*EXERCISE PROMPT*:
Pick out each line below that contains the word "chevron", and copy those lines.

*GIVEN RECORDS*:
****************************************
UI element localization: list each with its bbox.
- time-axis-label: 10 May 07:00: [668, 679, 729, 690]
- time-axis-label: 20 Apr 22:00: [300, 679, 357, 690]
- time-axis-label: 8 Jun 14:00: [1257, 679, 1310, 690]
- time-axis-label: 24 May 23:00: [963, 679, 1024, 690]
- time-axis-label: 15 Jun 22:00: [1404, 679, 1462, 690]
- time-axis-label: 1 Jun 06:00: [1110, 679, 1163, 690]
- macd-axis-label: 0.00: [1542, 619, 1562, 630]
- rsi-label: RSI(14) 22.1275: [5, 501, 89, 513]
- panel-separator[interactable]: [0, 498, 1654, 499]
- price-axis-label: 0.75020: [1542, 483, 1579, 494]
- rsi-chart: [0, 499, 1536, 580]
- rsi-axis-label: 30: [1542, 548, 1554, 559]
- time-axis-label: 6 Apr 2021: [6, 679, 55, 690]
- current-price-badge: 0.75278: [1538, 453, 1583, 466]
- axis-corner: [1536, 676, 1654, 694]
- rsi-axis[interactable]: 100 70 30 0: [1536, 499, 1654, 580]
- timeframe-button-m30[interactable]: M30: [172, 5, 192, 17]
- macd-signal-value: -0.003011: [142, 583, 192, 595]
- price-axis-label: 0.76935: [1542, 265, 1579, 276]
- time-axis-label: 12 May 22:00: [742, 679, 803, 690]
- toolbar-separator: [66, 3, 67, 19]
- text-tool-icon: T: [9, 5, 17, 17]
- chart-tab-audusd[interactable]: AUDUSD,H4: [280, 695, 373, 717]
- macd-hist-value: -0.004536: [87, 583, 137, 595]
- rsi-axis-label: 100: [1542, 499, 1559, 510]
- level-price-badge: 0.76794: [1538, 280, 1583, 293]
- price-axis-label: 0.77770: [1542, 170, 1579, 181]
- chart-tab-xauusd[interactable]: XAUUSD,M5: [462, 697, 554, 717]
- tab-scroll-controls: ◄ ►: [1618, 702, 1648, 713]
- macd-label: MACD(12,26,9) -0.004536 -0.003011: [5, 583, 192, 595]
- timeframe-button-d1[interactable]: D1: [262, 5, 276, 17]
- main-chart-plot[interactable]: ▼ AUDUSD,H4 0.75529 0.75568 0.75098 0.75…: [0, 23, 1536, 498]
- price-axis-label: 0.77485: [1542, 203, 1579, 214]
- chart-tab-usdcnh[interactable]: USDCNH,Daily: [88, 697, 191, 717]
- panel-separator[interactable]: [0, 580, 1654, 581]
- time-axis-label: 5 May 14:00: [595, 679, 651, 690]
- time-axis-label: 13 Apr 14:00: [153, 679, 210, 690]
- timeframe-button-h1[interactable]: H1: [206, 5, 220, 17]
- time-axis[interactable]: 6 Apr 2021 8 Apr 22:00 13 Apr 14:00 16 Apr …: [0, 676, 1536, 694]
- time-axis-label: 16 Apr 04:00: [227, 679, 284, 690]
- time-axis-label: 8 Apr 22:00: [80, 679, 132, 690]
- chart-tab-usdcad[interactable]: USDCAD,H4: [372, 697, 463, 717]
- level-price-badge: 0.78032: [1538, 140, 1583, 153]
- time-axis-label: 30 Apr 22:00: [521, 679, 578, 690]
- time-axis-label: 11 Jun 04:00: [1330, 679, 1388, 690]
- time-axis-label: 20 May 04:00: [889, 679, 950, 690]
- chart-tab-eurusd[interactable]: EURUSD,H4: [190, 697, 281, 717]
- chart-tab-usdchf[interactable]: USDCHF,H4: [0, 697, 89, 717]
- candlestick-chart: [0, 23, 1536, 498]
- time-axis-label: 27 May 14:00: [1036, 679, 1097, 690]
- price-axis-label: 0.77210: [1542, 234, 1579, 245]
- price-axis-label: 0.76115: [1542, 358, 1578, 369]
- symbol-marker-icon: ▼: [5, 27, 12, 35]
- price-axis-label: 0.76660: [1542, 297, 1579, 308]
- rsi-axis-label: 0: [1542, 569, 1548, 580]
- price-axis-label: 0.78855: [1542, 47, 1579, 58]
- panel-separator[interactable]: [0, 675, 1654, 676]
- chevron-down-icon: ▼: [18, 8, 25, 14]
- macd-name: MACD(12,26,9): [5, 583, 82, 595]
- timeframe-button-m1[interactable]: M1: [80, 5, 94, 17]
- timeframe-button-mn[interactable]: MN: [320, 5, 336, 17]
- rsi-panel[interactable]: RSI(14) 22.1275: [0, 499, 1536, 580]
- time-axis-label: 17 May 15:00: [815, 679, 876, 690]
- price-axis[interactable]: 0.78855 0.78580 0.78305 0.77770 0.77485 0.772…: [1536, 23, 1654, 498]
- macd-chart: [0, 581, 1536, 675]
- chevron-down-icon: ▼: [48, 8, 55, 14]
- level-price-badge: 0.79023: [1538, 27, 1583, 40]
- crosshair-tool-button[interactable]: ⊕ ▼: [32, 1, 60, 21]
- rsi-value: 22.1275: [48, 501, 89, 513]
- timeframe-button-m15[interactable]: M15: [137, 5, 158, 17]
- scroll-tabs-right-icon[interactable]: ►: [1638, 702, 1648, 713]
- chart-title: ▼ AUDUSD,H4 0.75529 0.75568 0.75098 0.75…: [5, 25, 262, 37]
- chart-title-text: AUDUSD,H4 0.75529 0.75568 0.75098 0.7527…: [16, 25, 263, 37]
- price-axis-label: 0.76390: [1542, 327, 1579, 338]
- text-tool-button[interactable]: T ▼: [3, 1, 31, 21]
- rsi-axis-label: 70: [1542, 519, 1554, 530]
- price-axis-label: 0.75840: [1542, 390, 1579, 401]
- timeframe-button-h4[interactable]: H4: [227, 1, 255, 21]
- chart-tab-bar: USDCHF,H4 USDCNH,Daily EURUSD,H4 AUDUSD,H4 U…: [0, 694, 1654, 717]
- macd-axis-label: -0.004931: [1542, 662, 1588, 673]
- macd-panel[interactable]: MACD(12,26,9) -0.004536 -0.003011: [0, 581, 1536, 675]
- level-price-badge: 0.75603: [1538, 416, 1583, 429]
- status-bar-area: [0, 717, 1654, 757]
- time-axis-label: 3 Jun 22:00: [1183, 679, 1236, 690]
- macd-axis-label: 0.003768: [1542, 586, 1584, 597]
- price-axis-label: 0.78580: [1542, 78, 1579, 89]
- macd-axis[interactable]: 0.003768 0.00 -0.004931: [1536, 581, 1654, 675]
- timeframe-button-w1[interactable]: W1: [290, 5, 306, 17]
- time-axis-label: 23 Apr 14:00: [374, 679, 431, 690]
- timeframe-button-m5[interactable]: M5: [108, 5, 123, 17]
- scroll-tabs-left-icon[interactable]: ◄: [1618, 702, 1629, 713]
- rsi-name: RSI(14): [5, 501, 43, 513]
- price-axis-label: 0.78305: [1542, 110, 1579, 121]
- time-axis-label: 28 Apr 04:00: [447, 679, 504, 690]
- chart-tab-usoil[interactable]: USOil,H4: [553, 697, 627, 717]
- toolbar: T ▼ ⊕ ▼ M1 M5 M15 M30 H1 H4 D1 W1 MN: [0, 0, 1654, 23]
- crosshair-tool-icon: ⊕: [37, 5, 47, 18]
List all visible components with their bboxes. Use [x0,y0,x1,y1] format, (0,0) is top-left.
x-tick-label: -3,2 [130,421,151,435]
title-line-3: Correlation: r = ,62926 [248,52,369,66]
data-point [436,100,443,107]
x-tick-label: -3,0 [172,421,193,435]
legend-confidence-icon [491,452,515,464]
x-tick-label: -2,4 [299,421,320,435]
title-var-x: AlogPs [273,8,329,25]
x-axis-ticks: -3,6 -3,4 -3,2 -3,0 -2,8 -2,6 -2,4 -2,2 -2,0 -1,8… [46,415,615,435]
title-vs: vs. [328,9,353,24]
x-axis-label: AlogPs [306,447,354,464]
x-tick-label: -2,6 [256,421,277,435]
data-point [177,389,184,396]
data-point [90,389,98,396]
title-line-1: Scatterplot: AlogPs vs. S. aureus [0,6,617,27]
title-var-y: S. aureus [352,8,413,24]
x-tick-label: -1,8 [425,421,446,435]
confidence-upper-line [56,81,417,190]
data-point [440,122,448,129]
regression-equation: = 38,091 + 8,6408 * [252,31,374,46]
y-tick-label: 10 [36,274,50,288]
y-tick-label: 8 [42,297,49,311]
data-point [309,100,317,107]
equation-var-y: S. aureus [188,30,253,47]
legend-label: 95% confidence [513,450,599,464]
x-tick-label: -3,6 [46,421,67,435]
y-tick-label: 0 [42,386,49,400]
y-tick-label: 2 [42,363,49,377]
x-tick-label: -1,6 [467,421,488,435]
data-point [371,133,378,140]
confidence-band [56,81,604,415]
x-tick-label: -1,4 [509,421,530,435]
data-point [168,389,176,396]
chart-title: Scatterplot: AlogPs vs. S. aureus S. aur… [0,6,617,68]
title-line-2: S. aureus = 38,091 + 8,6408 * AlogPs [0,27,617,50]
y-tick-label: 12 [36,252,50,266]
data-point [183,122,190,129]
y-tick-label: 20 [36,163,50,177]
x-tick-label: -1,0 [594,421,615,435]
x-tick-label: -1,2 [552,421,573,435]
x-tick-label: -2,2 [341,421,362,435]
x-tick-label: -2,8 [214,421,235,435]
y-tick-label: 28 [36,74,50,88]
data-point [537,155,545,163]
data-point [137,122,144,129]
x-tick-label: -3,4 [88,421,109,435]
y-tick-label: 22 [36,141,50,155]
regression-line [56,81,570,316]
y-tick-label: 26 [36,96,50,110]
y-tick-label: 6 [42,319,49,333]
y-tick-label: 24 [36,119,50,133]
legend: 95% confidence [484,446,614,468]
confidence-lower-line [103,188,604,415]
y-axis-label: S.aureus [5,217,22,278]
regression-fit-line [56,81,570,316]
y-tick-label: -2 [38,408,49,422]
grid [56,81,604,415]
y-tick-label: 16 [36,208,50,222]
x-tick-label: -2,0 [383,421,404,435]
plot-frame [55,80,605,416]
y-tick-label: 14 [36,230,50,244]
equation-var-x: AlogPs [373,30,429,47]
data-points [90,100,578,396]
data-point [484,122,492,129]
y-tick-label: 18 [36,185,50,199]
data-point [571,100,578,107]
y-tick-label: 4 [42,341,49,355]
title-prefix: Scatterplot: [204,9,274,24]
****************************************
*ANSWER*:
- chevron-down-icon: ▼: [18, 8, 25, 14]
- chevron-down-icon: ▼: [48, 8, 55, 14]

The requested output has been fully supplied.